◆ RECORDS SUPPLIED:
>> begin

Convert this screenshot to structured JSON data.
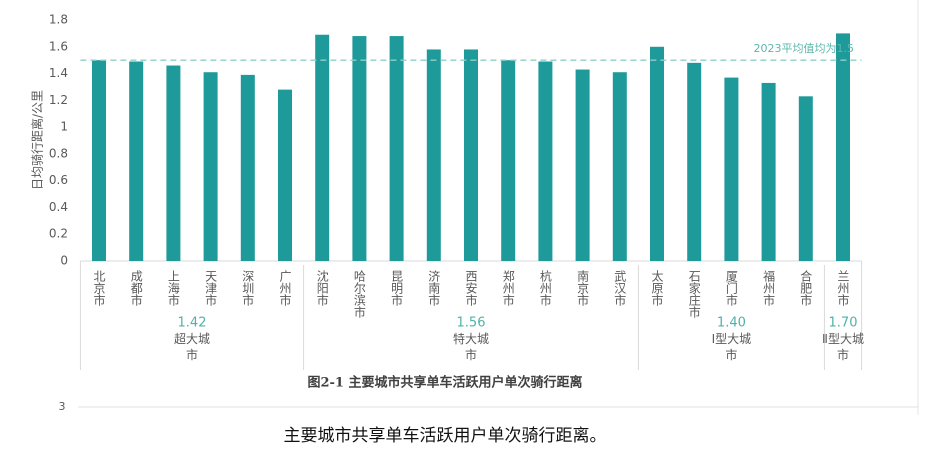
{
  "chart_data": {
    "type": "bar",
    "y_label": "日均骑行距离/公里",
    "ylim": [
      0,
      1.8
    ],
    "yticks": [
      0,
      0.2,
      0.4,
      0.6,
      0.8,
      1,
      1.2,
      1.4,
      1.6,
      1.8
    ],
    "color": "#1f9a9b",
    "reference_line": {
      "value": 1.5,
      "label": "2023平均值均为1.5",
      "color": "#8fcfc7"
    },
    "groups": [
      {
        "name": "超大城市",
        "average": 1.42,
        "categories": [
          "北京市",
          "成都市",
          "上海市",
          "天津市",
          "深圳市",
          "广州市"
        ],
        "values": [
          1.5,
          1.49,
          1.46,
          1.41,
          1.39,
          1.28
        ]
      },
      {
        "name": "特大城市",
        "average": 1.56,
        "categories": [
          "沈阳市",
          "哈尔滨市",
          "昆明市",
          "济南市",
          "西安市",
          "郑州市",
          "杭州市",
          "南京市",
          "武汉市"
        ],
        "values": [
          1.69,
          1.68,
          1.68,
          1.58,
          1.58,
          1.5,
          1.49,
          1.43,
          1.41
        ]
      },
      {
        "name": "Ⅰ型大城市",
        "average": 1.4,
        "average_label": "1.40",
        "categories": [
          "太原市",
          "石家庄市",
          "厦门市",
          "福州市",
          "合肥市"
        ],
        "values": [
          1.6,
          1.48,
          1.37,
          1.33,
          1.23
        ]
      },
      {
        "name": "Ⅱ型大城市",
        "average": 1.7,
        "average_label": "1.70",
        "categories": [
          "兰州市"
        ],
        "values": [
          1.7
        ]
      }
    ],
    "caption": "图2-1 主要城市共享单车活跃用户单次骑行距离"
  },
  "page_number": "3",
  "body_text": "主要城市共享单车活跃用户单次骑行距离。"
}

>> end

◆ WHAT THE EXERCISE ASKS:
Show all lines from the records above where the word "主要城市共享单车活跃用户单次骑行距离" occurs.

◆ EXERCISE RESULT:
    "caption": "图2-1 主要城市共享单车活跃用户单次骑行距离"
  "body_text": "主要城市共享单车活跃用户单次骑行距离。"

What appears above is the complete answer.